··· Extracted records

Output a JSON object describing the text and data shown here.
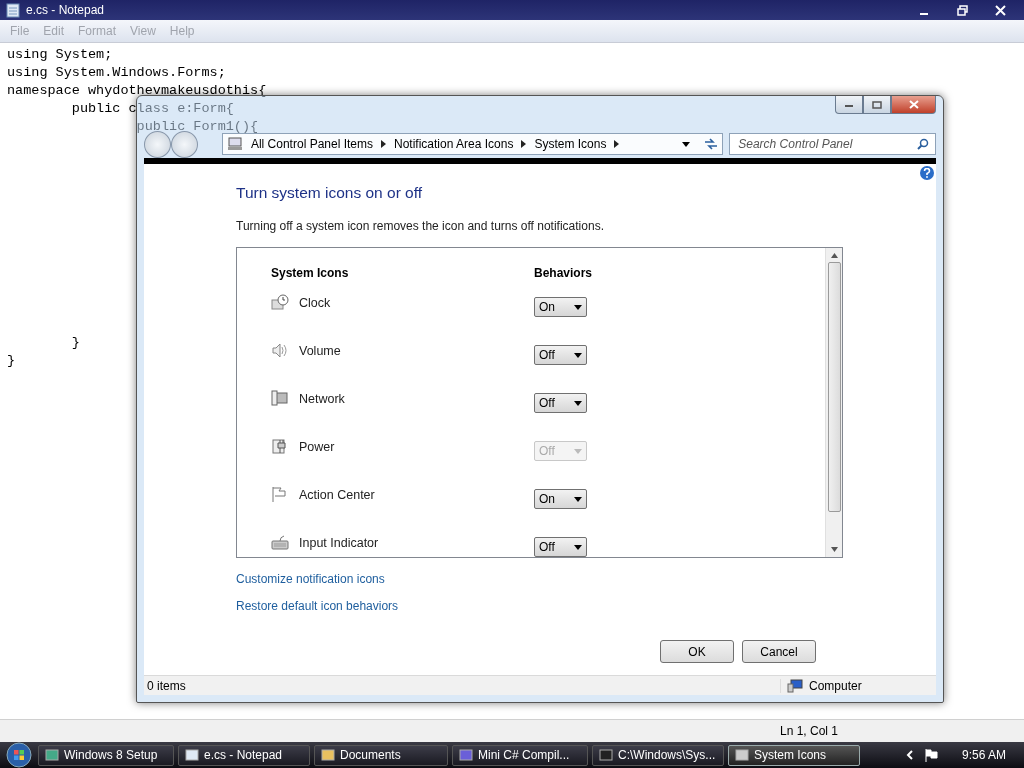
{
  "notepad": {
    "title": "e.cs - Notepad",
    "menu": [
      "File",
      "Edit",
      "Format",
      "View",
      "Help"
    ],
    "text": "using System;\nusing System.Windows.Forms;\nnamespace whydothevmakeusdothis{\n        public class e:Form{\n                public Form1(){\n\n\n\n\n\n\n\n\n\n\n\n        }\n}",
    "status": "Ln 1, Col 1"
  },
  "dialog": {
    "breadcrumb": [
      "All Control Panel Items",
      "Notification Area Icons",
      "System Icons"
    ],
    "search": {
      "placeholder": "Search Control Panel"
    },
    "heading": "Turn system icons on or off",
    "description": "Turning off a system icon removes the icon and turns off notifications.",
    "columns": [
      "System Icons",
      "Behaviors"
    ],
    "rows": [
      {
        "name": "Clock",
        "value": "On",
        "disabled": false
      },
      {
        "name": "Volume",
        "value": "Off",
        "disabled": false
      },
      {
        "name": "Network",
        "value": "Off",
        "disabled": false
      },
      {
        "name": "Power",
        "value": "Off",
        "disabled": true
      },
      {
        "name": "Action Center",
        "value": "On",
        "disabled": false
      },
      {
        "name": "Input Indicator",
        "value": "Off",
        "disabled": false
      }
    ],
    "links": [
      "Customize notification icons",
      "Restore default icon behaviors"
    ],
    "buttons": [
      "OK",
      "Cancel"
    ],
    "status_left": "0 items",
    "status_right": "Computer"
  },
  "taskbar": {
    "items": [
      {
        "label": "Windows 8 Setup",
        "selected": false
      },
      {
        "label": "e.cs - Notepad",
        "selected": false
      },
      {
        "label": "Documents",
        "selected": false
      },
      {
        "label": "Mini C# Compil...",
        "selected": false
      },
      {
        "label": "C:\\Windows\\Sys...",
        "selected": false
      },
      {
        "label": "System Icons",
        "selected": true
      }
    ],
    "clock": "9:56 AM"
  }
}
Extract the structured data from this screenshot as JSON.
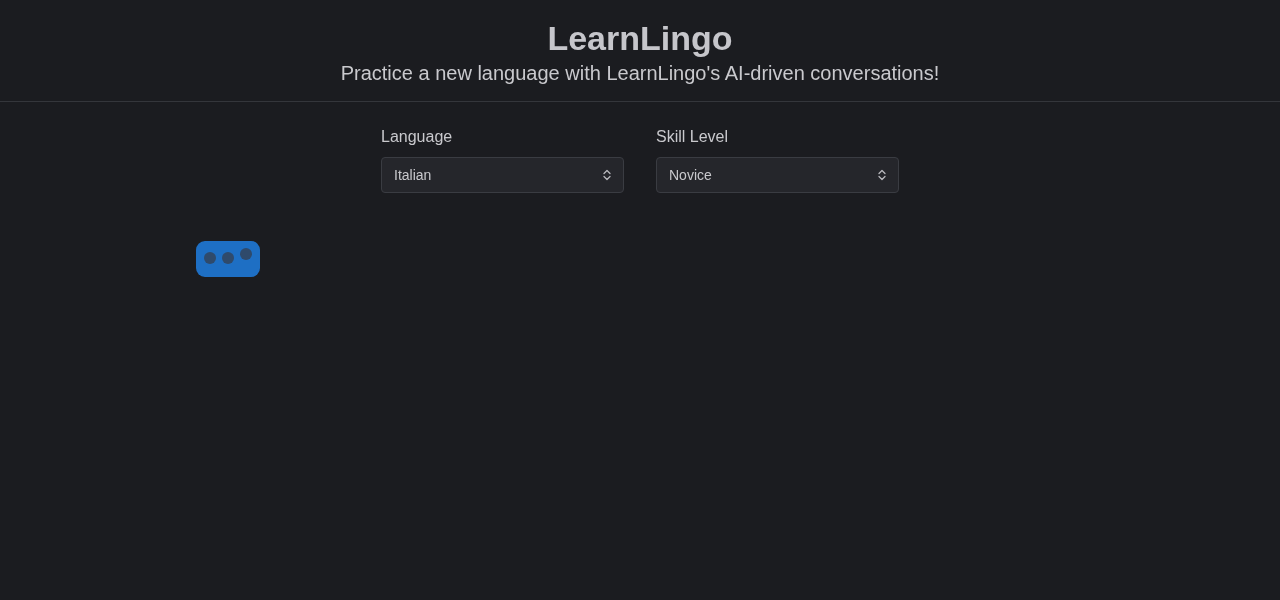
{
  "header": {
    "title": "LearnLingo",
    "subtitle": "Practice a new language with LearnLingo's AI-driven conversations!"
  },
  "settings": [
    {
      "label": "Language",
      "value": "Italian"
    },
    {
      "label": "Skill Level",
      "value": "Novice"
    }
  ],
  "chat": {
    "typing": true
  }
}
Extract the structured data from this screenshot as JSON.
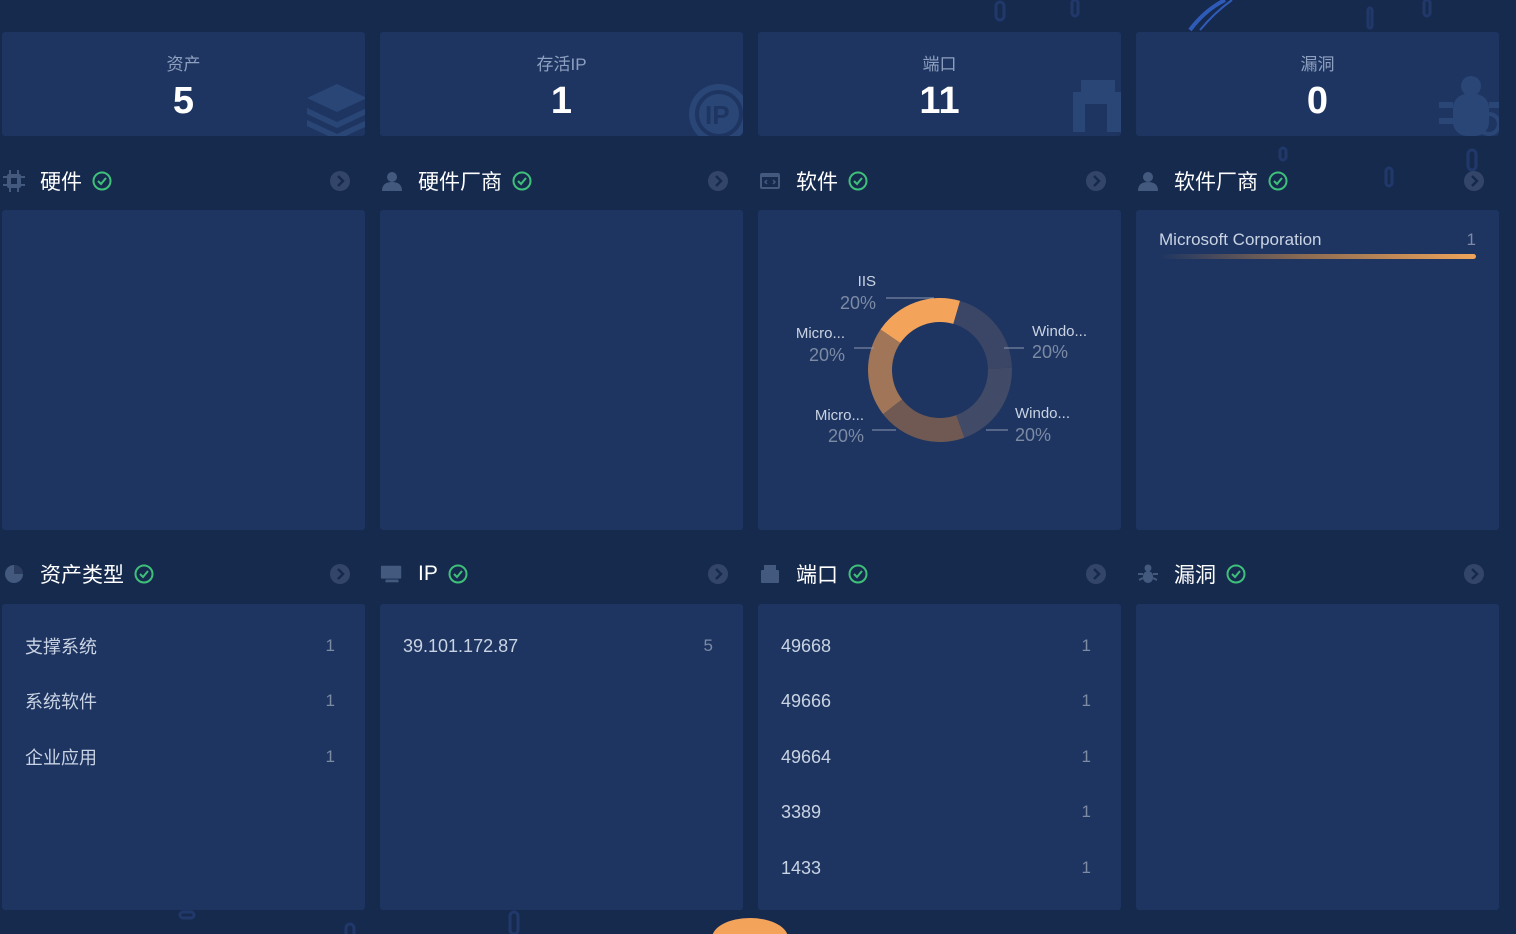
{
  "stats": [
    {
      "label": "资产",
      "value": "5",
      "icon": "layers-icon"
    },
    {
      "label": "存活IP",
      "value": "1",
      "icon": "ip-icon"
    },
    {
      "label": "端口",
      "value": "11",
      "icon": "port-icon"
    },
    {
      "label": "漏洞",
      "value": "0",
      "icon": "bug-icon"
    }
  ],
  "sections": {
    "hardware": {
      "title": "硬件"
    },
    "hardware_vendor": {
      "title": "硬件厂商"
    },
    "software": {
      "title": "软件"
    },
    "software_vendor": {
      "title": "软件厂商"
    },
    "asset_type": {
      "title": "资产类型"
    },
    "ip": {
      "title": "IP"
    },
    "port": {
      "title": "端口"
    },
    "vuln": {
      "title": "漏洞"
    }
  },
  "software_chart": {
    "type": "pie",
    "slices": [
      {
        "name": "IIS",
        "percent": "20%",
        "value": 20,
        "color": "#f3a35a"
      },
      {
        "name": "Windo...",
        "percent": "20%",
        "value": 20,
        "color": "#3b4565"
      },
      {
        "name": "Windo...",
        "percent": "20%",
        "value": 20,
        "color": "#414a66"
      },
      {
        "name": "Micro...",
        "percent": "20%",
        "value": 20,
        "color": "#6f5952"
      },
      {
        "name": "Micro...",
        "percent": "20%",
        "value": 20,
        "color": "#a07558"
      }
    ]
  },
  "chart_data": {
    "type": "pie",
    "categories": [
      "IIS",
      "Windo...",
      "Windo...",
      "Micro...",
      "Micro..."
    ],
    "values": [
      20,
      20,
      20,
      20,
      20
    ]
  },
  "software_vendor": {
    "items": [
      {
        "name": "Microsoft Corporation",
        "count": "1",
        "fraction": 1.0
      }
    ]
  },
  "asset_types": [
    {
      "name": "支撑系统",
      "count": "1"
    },
    {
      "name": "系统软件",
      "count": "1"
    },
    {
      "name": "企业应用",
      "count": "1"
    }
  ],
  "ips": [
    {
      "name": "39.101.172.87",
      "count": "5"
    }
  ],
  "ports": [
    {
      "name": "49668",
      "count": "1"
    },
    {
      "name": "49666",
      "count": "1"
    },
    {
      "name": "49664",
      "count": "1"
    },
    {
      "name": "3389",
      "count": "1"
    },
    {
      "name": "1433",
      "count": "1"
    }
  ],
  "colors": {
    "background": "#162a4e",
    "panel": "#1e3561",
    "accent": "#f3a35a",
    "check": "#3fc07a"
  }
}
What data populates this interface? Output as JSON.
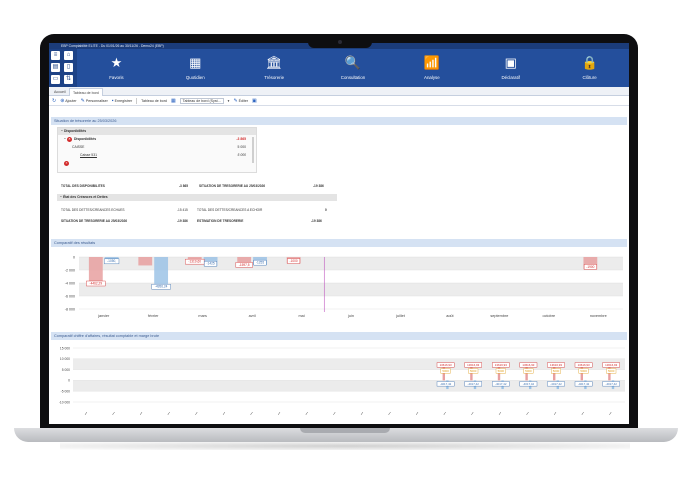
{
  "window": {
    "title": "EBP Comptabilité ELITE - Du 01/01/26 au 30/11/26 - Demo24 (EBP)"
  },
  "nav": [
    {
      "label": "Favoris",
      "icon": "star-icon",
      "glyph": "★"
    },
    {
      "label": "Quotidien",
      "icon": "calendar-icon",
      "glyph": "▦"
    },
    {
      "label": "Trésorerie",
      "icon": "bank-icon",
      "glyph": "🏛"
    },
    {
      "label": "Consultation",
      "icon": "search-doc-icon",
      "glyph": "🔍"
    },
    {
      "label": "Analyse",
      "icon": "chart-icon",
      "glyph": "📶"
    },
    {
      "label": "Déclaratif",
      "icon": "declaration-icon",
      "glyph": "▣"
    },
    {
      "label": "Clôture",
      "icon": "lock-icon",
      "glyph": "🔒"
    }
  ],
  "tabs": {
    "home": "Accueil",
    "dashboard": "Tableau de bord"
  },
  "toolbar": {
    "add": "Ajouter",
    "customize": "Personnaliser",
    "save": "Enregistrer",
    "dashboard_label": "Tableau de bord",
    "dashboard_select": "Tableau de bord (Syst...",
    "edit": "Éditer"
  },
  "treasury": {
    "title": "Situation de trésorerie au 25/03/2026",
    "disponibilites_header": "Disponibilités",
    "disponibilites_label": "Disponibilités",
    "disponibilites_value": "-3 865",
    "caisse_label": "CAISSE",
    "caisse_value": "5 000",
    "caisse531_label": "Caisse 531",
    "caisse531_value": "5 000",
    "total_dispo_label": "TOTAL DES DISPONIBILITES",
    "total_dispo_value": "-3 865",
    "situation_label": "SITUATION DE TRESORERIE AU 25/03/2026",
    "situation_value": "-19 386",
    "creances_header": "État des Créances et Dettes",
    "dettes_label": "TOTAL DES DETTES/CREANCES ECHUES",
    "dettes_value": "-15 415",
    "dettes_a_echoir_label": "TOTAL DES DETTES/CREANCES A ECHOIR",
    "dettes_a_echoir_value": "0",
    "situation2_label": "SITUATION DE TRESORERIE AU 25/03/2026",
    "situation2_value": "-19 386",
    "estimation_label": "ESTIMATION DE TRESORERIE",
    "estimation_value": "-19 386"
  },
  "results_chart_title": "Comparatif des résultats",
  "revenue_chart_title": "Comparatif chiffre d'affaires, résultat comptable et marge brute",
  "chart_data": [
    {
      "type": "bar",
      "title": "Comparatif des résultats",
      "categories": [
        "janvier",
        "février",
        "mars",
        "avril",
        "mai",
        "juin",
        "juillet",
        "août",
        "septembre",
        "octobre",
        "novembre"
      ],
      "ylim": [
        -8000,
        0
      ],
      "yticks": [
        "0",
        "-2 000",
        "-4 000",
        "-6 000",
        "-8 000"
      ],
      "series": [
        {
          "color": "#e8a0a0",
          "values": [
            -4462,
            -1300,
            -1100,
            -1600,
            -1000,
            0,
            0,
            0,
            0,
            0,
            -1900
          ]
        },
        {
          "color": "#9cc3e6",
          "values": [
            -1050,
            -4956,
            -1425,
            -1255,
            0,
            0,
            0,
            0,
            0,
            0,
            0
          ]
        }
      ],
      "labels": [
        {
          "category": 0,
          "text": "-4462,29",
          "tone": "red"
        },
        {
          "category": 0,
          "text": "-1050,",
          "tone": "blue"
        },
        {
          "category": 1,
          "text": "-4956,24",
          "tone": "blue"
        },
        {
          "category": 2,
          "text": "-1319,60",
          "tone": "red"
        },
        {
          "category": 2,
          "text": "-1425",
          "tone": "blue"
        },
        {
          "category": 3,
          "text": "-1597,5",
          "tone": "red"
        },
        {
          "category": 3,
          "text": "-1255",
          "tone": "blue"
        },
        {
          "category": 4,
          "text": "-1000",
          "tone": "red"
        },
        {
          "category": 10,
          "text": "-1900",
          "tone": "red"
        }
      ],
      "grid": true
    },
    {
      "type": "bar",
      "title": "Comparatif chiffre d'affaires, résultat comptable et marge brute",
      "ylim": [
        -10000,
        15000
      ],
      "yticks": [
        "15 000",
        "10 000",
        "5 000",
        "0",
        "-5 000",
        "-10 000"
      ],
      "count": 20,
      "active_from": 13,
      "red_values": [
        8000,
        8000,
        8000,
        8000,
        8000,
        8000,
        8000
      ],
      "blue_values": [
        -4000,
        -4000,
        -4000,
        -4000,
        -4000,
        -4000,
        -4000
      ],
      "red_label": "13616,93",
      "blue_label": "-4017,42",
      "orange_label": "5000",
      "grid": true
    }
  ]
}
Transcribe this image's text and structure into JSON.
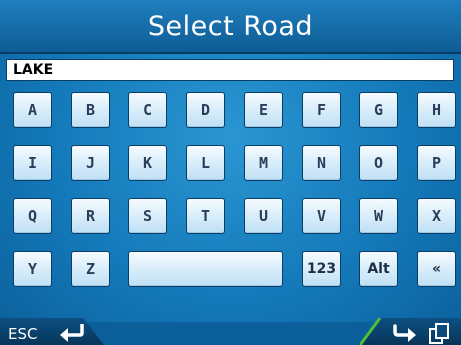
{
  "title": "Select Road",
  "input": {
    "value": "LAKE"
  },
  "keys": {
    "row1": [
      "A",
      "B",
      "C",
      "D",
      "E",
      "F",
      "G",
      "H"
    ],
    "row2": [
      "I",
      "J",
      "K",
      "L",
      "M",
      "N",
      "O",
      "P"
    ],
    "row3": [
      "Q",
      "R",
      "S",
      "T",
      "U",
      "V",
      "W",
      "X"
    ],
    "row4": {
      "y": "Y",
      "z": "Z",
      "space": "",
      "numbers": "123",
      "alt": "Alt",
      "backspace": "«"
    }
  },
  "footer": {
    "esc_label": "ESC"
  },
  "icons": {
    "esc": "return-arrow-icon",
    "next": "next-arrow-icon",
    "copy": "copy-icon"
  },
  "colors": {
    "background": "#1479b9",
    "key_face": "#d6ecfa",
    "accent_green": "#4fbf3a"
  }
}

······

• [Task]: Exactly the lines from the one containing "Transcribe this image's" to the final line of the entries are wanted; please write them out, both ends included, but not the pictures.

• [Answer to this exercise]:
Transcribe this image's text and structure into JSON.
{
  "title": "Select Road",
  "input": {
    "value": "LAKE"
  },
  "keys": {
    "row1": [
      "A",
      "B",
      "C",
      "D",
      "E",
      "F",
      "G",
      "H"
    ],
    "row2": [
      "I",
      "J",
      "K",
      "L",
      "M",
      "N",
      "O",
      "P"
    ],
    "row3": [
      "Q",
      "R",
      "S",
      "T",
      "U",
      "V",
      "W",
      "X"
    ],
    "row4": {
      "y": "Y",
      "z": "Z",
      "space": "",
      "numbers": "123",
      "alt": "Alt",
      "backspace": "«"
    }
  },
  "footer": {
    "esc_label": "ESC"
  },
  "icons": {
    "esc": "return-arrow-icon",
    "next": "next-arrow-icon",
    "copy": "copy-icon"
  },
  "colors": {
    "background": "#1479b9",
    "key_face": "#d6ecfa",
    "accent_green": "#4fbf3a"
  }
}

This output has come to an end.